Exercise description: Print the entire listing. Each line must match the original exactly.

------ Given data ------

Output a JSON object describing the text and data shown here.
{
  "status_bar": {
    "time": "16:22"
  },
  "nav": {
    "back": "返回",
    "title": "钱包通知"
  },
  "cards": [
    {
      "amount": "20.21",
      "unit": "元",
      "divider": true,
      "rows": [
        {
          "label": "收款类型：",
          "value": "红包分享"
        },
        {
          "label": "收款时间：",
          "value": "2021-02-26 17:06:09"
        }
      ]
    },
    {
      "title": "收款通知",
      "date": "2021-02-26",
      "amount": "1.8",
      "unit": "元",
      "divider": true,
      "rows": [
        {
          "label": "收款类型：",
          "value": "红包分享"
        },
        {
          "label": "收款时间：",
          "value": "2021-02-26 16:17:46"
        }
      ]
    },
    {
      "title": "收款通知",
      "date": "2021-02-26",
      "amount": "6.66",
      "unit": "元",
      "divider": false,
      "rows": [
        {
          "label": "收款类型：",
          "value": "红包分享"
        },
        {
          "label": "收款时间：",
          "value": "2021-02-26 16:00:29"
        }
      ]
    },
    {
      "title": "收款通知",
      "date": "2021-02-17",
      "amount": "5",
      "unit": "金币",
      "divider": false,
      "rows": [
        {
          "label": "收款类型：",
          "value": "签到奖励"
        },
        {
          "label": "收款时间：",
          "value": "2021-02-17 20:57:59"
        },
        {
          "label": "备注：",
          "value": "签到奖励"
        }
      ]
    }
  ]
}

------

Response below:
Output a JSON object describing the text and data shown here.
{
  "status_bar": {
    "time": "16:22"
  },
  "nav": {
    "back": "返回",
    "title": "钱包通知"
  },
  "cards": [
    {
      "amount": "20.21",
      "unit": "元",
      "divider": true,
      "rows": [
        {
          "label": "收款类型：",
          "value": "红包分享"
        },
        {
          "label": "收款时间：",
          "value": "2021-02-26 17:06:09"
        }
      ]
    },
    {
      "title": "收款通知",
      "date": "2021-02-26",
      "amount": "1.8",
      "unit": "元",
      "divider": true,
      "rows": [
        {
          "label": "收款类型：",
          "value": "红包分享"
        },
        {
          "label": "收款时间：",
          "value": "2021-02-26 16:17:46"
        }
      ]
    },
    {
      "title": "收款通知",
      "date": "2021-02-26",
      "amount": "6.66",
      "unit": "元",
      "divider": false,
      "rows": [
        {
          "label": "收款类型：",
          "value": "红包分享"
        },
        {
          "label": "收款时间：",
          "value": "2021-02-26 16:00:29"
        }
      ]
    },
    {
      "title": "收款通知",
      "date": "2021-02-17",
      "amount": "5",
      "unit": "金币",
      "divider": false,
      "rows": [
        {
          "label": "收款类型：",
          "value": "签到奖励"
        },
        {
          "label": "收款时间：",
          "value": "2021-02-17 20:57:59"
        },
        {
          "label": "备注：",
          "value": "签到奖励"
        }
      ]
    }
  ]
}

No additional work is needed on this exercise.